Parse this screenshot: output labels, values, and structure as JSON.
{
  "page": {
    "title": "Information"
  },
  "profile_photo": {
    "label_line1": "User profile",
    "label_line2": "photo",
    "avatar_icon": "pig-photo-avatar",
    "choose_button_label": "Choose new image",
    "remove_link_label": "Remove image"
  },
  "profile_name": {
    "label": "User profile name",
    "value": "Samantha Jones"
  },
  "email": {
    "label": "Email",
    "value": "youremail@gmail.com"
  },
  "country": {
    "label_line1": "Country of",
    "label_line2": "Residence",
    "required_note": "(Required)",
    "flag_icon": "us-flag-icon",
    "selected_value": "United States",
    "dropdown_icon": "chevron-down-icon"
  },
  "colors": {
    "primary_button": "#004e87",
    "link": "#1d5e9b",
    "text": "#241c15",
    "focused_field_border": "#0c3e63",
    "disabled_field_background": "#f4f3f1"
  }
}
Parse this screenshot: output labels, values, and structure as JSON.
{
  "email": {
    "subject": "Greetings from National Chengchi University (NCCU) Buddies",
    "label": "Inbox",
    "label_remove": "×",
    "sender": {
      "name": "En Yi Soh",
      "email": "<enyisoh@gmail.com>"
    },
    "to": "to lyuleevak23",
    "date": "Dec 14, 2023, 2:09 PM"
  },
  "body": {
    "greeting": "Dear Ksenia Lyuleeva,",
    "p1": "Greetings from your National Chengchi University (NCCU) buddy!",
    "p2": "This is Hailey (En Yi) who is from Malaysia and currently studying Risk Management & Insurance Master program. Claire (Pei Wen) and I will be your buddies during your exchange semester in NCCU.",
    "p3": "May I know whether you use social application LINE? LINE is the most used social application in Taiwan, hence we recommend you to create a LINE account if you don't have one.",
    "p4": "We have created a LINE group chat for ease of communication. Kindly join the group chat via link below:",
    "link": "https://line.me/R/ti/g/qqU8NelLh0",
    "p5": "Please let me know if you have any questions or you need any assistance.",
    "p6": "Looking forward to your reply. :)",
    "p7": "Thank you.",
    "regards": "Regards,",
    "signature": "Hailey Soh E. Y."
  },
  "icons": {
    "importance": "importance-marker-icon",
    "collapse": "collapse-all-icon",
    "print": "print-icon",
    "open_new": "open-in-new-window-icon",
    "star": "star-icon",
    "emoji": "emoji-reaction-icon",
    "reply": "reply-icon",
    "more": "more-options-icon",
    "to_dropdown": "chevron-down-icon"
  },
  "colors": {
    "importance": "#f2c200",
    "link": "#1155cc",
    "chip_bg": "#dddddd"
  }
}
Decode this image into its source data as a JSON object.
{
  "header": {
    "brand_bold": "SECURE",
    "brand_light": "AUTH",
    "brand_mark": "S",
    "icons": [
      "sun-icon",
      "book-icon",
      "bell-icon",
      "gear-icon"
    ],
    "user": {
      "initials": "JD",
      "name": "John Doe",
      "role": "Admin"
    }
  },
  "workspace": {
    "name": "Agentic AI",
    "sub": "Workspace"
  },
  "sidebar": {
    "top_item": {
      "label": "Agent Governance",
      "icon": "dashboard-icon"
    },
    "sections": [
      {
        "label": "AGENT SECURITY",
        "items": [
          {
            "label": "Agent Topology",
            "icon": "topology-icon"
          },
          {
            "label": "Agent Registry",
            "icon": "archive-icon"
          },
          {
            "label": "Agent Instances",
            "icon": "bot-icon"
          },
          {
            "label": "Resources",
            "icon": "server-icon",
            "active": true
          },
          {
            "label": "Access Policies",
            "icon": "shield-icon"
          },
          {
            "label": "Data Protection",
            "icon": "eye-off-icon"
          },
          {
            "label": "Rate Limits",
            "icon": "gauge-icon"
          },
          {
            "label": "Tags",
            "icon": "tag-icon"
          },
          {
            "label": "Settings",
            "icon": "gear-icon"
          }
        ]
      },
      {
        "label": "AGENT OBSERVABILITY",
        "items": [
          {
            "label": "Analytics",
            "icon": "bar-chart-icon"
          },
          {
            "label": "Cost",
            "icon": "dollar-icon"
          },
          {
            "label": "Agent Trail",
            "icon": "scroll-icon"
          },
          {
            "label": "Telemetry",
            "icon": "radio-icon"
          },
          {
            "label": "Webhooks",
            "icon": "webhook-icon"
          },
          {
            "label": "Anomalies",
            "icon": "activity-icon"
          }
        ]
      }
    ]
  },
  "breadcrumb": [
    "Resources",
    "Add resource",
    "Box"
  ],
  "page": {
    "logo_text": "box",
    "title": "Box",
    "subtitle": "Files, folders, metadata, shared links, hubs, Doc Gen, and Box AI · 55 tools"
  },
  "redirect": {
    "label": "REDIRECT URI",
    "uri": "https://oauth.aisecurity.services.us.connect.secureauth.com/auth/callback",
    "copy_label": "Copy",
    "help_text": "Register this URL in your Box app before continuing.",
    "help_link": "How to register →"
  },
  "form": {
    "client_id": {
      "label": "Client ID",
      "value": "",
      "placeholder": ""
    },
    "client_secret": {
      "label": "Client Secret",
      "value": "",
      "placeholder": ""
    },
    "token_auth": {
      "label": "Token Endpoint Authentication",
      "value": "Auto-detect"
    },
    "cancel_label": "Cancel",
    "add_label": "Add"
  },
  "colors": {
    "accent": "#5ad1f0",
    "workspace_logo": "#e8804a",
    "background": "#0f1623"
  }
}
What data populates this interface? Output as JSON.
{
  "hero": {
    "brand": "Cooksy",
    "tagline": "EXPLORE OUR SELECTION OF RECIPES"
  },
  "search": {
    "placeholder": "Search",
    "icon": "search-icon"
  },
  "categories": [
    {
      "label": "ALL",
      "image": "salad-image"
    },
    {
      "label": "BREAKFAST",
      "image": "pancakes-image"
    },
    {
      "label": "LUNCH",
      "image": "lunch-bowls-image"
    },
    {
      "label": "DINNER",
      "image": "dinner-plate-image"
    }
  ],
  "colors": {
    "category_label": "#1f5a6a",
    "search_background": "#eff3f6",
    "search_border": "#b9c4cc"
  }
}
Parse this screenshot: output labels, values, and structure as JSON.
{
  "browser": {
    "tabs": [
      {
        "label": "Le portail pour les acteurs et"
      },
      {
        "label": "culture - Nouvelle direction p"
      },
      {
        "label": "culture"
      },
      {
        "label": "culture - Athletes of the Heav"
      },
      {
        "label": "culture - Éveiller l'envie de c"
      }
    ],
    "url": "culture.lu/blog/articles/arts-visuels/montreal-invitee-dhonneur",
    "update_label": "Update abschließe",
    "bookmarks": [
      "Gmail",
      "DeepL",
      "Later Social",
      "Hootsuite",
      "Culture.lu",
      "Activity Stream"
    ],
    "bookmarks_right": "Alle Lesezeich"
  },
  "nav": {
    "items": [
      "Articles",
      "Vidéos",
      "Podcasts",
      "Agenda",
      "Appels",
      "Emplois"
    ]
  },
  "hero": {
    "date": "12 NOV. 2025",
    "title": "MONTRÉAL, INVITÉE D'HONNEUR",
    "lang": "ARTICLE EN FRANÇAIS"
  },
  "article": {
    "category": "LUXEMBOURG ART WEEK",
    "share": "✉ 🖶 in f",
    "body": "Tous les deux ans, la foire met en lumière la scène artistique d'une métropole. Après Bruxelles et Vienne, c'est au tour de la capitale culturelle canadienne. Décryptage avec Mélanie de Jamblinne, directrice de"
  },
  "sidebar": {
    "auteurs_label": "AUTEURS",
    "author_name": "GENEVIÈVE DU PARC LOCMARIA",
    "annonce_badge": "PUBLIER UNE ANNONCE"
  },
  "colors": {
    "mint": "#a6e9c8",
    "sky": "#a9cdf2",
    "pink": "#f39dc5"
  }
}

______

Copy out every line from the material above in which the word "know" appears.

    "p3": "May I know whether you use social application LINE? LINE is the most used social application in Taiwan, hence we recommend you to create a LINE account if you don't have one.",
    "p5": "Please let me know if you have any questions or you need any assistance.",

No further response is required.